┌────────

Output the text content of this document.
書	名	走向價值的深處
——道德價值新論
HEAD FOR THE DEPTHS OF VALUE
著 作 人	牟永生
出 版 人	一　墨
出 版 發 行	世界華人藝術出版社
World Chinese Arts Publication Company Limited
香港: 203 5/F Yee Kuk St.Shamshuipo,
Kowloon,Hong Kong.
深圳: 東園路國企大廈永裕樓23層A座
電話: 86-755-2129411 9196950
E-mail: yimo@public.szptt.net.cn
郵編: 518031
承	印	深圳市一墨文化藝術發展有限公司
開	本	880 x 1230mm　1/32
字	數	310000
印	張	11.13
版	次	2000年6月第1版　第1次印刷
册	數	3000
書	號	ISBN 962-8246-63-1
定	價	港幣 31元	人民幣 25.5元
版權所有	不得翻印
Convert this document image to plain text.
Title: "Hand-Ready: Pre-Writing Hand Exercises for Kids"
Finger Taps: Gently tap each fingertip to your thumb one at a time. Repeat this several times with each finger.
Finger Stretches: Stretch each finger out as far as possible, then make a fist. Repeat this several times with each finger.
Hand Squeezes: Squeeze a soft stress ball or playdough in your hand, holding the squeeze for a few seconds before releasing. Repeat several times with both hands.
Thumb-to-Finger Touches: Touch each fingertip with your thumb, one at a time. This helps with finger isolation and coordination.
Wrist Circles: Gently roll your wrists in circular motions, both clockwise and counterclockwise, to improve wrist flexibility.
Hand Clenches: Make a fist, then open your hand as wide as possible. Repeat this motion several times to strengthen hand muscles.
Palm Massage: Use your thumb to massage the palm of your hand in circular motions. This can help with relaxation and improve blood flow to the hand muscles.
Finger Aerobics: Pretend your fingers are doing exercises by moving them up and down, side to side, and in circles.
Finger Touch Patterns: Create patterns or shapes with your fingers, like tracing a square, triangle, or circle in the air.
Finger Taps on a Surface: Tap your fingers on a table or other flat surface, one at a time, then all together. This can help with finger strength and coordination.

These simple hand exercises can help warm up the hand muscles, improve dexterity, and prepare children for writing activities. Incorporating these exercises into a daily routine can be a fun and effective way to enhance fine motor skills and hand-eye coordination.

└────────

> TASK: Identify the lines above with the word "coordination". Copy them.

> REPLY:
Thumb-to-Finger Touches: Touch each fingertip with your thumb, one at a time. This helps with finger isolation and coordination.
Finger Taps on a Surface: Tap your fingers on a table or other flat surface, one at a time, then all together. This can help with finger strength and coordination.
These simple hand exercises can help warm up the hand muscles, improve dexterity, and prepare children for writing activities. Incorporating these exercises into a daily routine can be a fun and effective way to enhance fine motor skills and hand-eye coordination.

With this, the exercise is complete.